(Stored entries)
+ + + + +

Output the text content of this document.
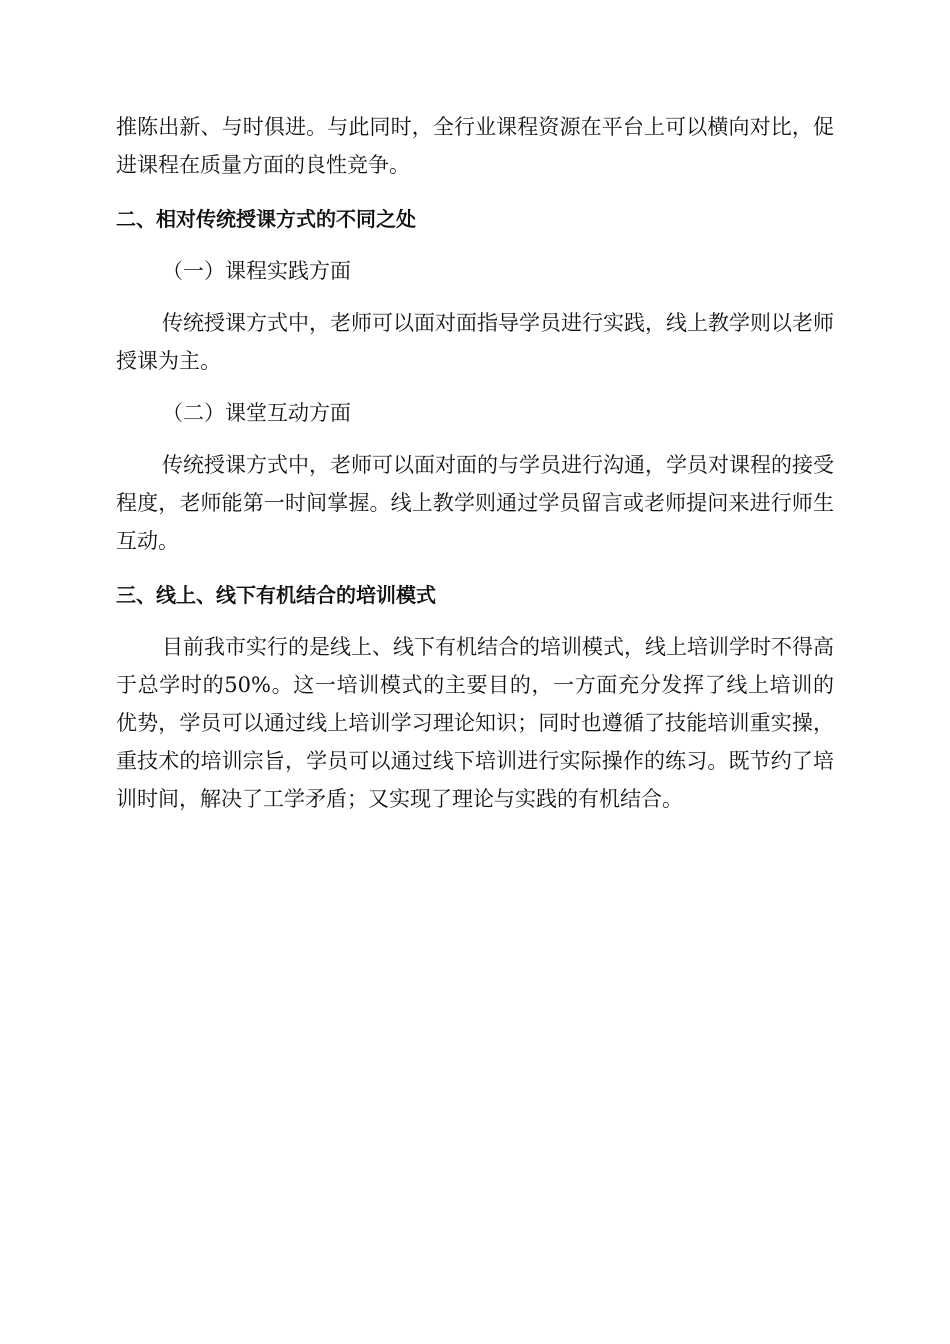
推陈出新、与时俱进。与此同时，全行业课程资源在平台上可以横向对比，促进课程在质量方面的良性竞争。

二、相对传统授课方式的不同之处

（一）课程实践方面

传统授课方式中，老师可以面对面指导学员进行实践，线上教学则以老师授课为主。

（二）课堂互动方面

传统授课方式中，老师可以面对面的与学员进行沟通，学员对课程的接受程度，老师能第一时间掌握。线上教学则通过学员留言或老师提问来进行师生互动。

三、线上、线下有机结合的培训模式

目前我市实行的是线上、线下有机结合的培训模式，线上培训学时不得高于总学时的50%。这一培训模式的主要目的，一方面充分发挥了线上培训的优势，学员可以通过线上培训学习理论知识；同时也遵循了技能培训重实操，重技术的培训宗旨，学员可以通过线下培训进行实际操作的练习。既节约了培训时间，解决了工学矛盾；又实现了理论与实践的有机结合。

+ + + + +

Work to be completed -> Copy down every line of the entries containing the word "线下有机结合的培训模式".

Result of the exercise ->
三、线上、线下有机结合的培训模式
目前我市实行的是线上、线下有机结合的培训模式，线上培训学时不得高于总学时的50%。这一培训模式的主要目的，一方面充分发挥了线上培训的优势，学员可以通过线上培训学习理论知识；同时也遵循了技能培训重实操，重技术的培训宗旨，学员可以通过线下培训进行实际操作的练习。既节约了培训时间，解决了工学矛盾；又实现了理论与实践的有机结合。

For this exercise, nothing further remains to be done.